* **Set task**
Identify all lines below that hold "heart" and collect them.

* **Information supplied**
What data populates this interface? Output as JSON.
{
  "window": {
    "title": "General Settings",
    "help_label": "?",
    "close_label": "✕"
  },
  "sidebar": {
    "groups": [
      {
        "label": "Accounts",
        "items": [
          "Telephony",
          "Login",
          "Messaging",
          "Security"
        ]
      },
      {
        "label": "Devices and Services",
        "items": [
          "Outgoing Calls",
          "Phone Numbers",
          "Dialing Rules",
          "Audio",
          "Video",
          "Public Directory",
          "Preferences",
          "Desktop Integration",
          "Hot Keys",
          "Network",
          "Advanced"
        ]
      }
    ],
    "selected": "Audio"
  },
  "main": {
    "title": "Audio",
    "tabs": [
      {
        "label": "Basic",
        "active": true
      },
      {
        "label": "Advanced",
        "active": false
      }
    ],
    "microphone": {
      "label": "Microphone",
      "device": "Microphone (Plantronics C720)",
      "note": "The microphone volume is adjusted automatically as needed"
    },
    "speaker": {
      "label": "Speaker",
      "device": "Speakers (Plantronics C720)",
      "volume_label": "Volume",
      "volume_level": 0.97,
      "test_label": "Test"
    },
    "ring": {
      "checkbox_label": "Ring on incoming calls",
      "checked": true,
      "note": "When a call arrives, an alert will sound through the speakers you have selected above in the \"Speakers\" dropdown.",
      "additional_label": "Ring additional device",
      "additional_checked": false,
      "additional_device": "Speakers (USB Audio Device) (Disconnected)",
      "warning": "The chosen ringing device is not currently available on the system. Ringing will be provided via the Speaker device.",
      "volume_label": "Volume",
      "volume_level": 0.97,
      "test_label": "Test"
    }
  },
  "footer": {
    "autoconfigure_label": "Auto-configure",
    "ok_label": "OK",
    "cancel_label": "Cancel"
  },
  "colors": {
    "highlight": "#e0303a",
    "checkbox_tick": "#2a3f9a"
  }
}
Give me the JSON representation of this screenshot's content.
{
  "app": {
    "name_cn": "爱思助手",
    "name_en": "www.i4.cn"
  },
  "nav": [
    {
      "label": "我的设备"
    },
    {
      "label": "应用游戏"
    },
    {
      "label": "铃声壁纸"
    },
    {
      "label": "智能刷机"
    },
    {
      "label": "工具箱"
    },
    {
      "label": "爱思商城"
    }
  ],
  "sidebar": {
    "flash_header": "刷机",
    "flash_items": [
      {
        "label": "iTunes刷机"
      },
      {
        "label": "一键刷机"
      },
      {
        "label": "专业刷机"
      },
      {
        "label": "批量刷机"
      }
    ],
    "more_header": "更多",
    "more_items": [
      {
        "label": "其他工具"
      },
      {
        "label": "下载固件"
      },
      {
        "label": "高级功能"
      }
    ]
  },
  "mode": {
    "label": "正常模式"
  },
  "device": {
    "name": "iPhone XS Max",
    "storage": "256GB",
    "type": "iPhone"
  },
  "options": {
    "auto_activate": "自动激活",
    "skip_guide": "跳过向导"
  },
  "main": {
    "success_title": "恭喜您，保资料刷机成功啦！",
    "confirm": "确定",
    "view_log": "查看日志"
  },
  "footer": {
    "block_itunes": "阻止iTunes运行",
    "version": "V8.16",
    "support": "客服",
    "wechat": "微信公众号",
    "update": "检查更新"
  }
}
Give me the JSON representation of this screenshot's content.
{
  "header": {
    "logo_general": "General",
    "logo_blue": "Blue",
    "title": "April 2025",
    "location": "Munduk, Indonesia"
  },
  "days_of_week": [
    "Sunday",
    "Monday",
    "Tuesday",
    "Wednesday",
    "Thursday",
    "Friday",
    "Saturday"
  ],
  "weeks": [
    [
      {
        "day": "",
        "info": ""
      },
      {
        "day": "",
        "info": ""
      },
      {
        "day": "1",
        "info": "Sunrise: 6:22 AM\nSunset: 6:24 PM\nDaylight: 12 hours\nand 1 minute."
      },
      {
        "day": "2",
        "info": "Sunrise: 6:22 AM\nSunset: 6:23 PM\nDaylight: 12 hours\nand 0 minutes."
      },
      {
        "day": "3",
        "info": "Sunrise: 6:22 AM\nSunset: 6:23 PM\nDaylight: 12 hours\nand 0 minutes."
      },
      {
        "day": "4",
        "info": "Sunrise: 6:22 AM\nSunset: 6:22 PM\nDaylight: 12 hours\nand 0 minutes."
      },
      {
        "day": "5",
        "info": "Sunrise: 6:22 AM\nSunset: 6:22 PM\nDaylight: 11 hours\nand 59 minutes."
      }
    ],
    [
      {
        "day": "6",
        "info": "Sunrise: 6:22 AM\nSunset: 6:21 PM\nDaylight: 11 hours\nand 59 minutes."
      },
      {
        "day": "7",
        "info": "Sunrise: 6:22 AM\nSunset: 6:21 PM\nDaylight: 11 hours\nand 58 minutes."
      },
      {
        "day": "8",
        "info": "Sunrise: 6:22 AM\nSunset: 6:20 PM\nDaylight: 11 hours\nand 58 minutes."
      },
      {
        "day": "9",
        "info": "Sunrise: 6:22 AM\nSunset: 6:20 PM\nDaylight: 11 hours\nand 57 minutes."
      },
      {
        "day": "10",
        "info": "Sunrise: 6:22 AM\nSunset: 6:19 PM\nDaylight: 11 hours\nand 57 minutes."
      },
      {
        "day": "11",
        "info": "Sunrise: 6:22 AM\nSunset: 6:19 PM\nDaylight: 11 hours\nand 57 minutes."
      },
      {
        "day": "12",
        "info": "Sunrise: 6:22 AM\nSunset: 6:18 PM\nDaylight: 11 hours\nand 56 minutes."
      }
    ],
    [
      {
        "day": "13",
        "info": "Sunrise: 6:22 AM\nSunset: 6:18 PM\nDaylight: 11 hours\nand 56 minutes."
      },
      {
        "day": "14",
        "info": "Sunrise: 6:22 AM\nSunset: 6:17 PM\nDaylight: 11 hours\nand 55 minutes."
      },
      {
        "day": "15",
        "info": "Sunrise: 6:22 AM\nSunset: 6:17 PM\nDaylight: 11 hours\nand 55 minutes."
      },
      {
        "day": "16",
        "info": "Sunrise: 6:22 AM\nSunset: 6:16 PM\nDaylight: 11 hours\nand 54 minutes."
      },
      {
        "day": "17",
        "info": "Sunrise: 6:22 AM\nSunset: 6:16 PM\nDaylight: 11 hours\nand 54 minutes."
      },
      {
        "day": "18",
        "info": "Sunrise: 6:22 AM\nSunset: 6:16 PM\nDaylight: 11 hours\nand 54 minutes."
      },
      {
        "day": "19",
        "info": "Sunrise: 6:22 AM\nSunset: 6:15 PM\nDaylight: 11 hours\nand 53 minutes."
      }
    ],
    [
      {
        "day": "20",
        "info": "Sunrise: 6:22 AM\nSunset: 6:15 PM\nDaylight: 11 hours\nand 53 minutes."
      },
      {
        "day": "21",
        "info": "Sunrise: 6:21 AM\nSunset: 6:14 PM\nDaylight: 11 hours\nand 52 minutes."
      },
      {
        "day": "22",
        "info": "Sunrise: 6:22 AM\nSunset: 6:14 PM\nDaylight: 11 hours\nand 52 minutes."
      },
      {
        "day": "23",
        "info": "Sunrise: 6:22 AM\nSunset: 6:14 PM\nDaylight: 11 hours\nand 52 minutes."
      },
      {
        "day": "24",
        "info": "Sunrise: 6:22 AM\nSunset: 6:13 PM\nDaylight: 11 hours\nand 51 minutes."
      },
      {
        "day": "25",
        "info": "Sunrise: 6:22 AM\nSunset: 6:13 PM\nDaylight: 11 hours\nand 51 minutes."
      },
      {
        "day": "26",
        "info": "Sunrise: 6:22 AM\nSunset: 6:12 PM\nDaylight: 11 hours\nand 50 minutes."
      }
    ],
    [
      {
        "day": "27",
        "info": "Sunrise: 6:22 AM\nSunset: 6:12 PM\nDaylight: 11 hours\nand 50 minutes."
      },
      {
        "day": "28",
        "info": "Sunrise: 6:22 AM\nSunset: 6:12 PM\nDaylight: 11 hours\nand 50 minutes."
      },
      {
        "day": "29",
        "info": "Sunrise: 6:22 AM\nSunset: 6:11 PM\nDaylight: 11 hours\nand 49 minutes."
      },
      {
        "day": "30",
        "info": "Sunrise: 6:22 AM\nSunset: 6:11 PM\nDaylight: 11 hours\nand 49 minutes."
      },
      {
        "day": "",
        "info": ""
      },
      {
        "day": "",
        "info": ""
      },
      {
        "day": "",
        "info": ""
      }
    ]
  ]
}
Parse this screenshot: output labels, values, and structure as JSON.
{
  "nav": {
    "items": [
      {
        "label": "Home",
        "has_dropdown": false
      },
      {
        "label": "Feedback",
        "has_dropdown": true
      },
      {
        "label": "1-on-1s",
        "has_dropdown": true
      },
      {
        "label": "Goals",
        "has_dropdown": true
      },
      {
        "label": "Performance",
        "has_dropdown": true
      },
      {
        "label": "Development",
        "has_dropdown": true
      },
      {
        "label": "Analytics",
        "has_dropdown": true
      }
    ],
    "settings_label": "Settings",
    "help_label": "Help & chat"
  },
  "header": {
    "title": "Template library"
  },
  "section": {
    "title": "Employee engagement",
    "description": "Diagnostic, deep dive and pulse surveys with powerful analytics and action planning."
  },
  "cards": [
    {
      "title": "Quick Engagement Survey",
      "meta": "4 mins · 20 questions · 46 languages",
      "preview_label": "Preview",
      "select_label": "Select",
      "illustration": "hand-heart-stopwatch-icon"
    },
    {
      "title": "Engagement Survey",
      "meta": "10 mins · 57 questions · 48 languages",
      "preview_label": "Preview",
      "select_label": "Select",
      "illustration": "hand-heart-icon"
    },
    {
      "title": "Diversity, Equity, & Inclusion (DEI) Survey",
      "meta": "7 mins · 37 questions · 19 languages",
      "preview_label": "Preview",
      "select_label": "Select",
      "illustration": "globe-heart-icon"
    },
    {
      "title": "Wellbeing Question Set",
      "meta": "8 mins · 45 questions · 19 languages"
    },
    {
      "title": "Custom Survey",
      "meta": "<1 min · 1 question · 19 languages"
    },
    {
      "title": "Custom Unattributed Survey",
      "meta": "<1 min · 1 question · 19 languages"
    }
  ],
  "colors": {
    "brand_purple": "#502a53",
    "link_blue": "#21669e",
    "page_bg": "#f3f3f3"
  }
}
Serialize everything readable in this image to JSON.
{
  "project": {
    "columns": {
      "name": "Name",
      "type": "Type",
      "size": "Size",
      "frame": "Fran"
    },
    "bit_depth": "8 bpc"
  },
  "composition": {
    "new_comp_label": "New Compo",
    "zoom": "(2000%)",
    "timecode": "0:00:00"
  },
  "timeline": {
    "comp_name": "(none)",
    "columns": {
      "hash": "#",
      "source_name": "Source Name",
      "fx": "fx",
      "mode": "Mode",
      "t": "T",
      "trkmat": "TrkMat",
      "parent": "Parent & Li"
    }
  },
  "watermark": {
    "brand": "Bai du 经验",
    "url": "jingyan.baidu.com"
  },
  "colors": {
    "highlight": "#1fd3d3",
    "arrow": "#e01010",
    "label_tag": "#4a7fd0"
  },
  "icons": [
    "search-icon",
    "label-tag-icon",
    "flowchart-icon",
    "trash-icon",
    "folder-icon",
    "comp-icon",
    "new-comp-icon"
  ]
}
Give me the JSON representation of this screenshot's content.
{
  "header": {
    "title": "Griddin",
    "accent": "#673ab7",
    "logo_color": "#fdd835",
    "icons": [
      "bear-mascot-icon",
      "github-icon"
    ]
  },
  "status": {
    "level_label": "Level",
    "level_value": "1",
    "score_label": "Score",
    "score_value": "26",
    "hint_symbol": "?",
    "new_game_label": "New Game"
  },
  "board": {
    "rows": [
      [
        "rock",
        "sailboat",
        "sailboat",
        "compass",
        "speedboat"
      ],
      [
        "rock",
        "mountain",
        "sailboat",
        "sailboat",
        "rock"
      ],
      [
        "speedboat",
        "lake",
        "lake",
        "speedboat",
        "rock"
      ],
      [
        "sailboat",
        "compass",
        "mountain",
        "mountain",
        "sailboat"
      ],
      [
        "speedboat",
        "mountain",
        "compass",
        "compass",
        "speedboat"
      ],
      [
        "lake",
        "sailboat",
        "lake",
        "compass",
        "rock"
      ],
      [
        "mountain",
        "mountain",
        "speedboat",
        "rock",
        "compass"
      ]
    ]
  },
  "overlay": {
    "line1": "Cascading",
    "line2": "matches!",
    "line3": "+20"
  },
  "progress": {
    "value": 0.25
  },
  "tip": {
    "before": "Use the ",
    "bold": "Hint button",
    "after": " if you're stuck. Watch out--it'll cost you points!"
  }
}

* **Solution to this exercise**
      "illustration": "hand-heart-stopwatch-icon"
      "illustration": "hand-heart-icon"
      "illustration": "globe-heart-icon"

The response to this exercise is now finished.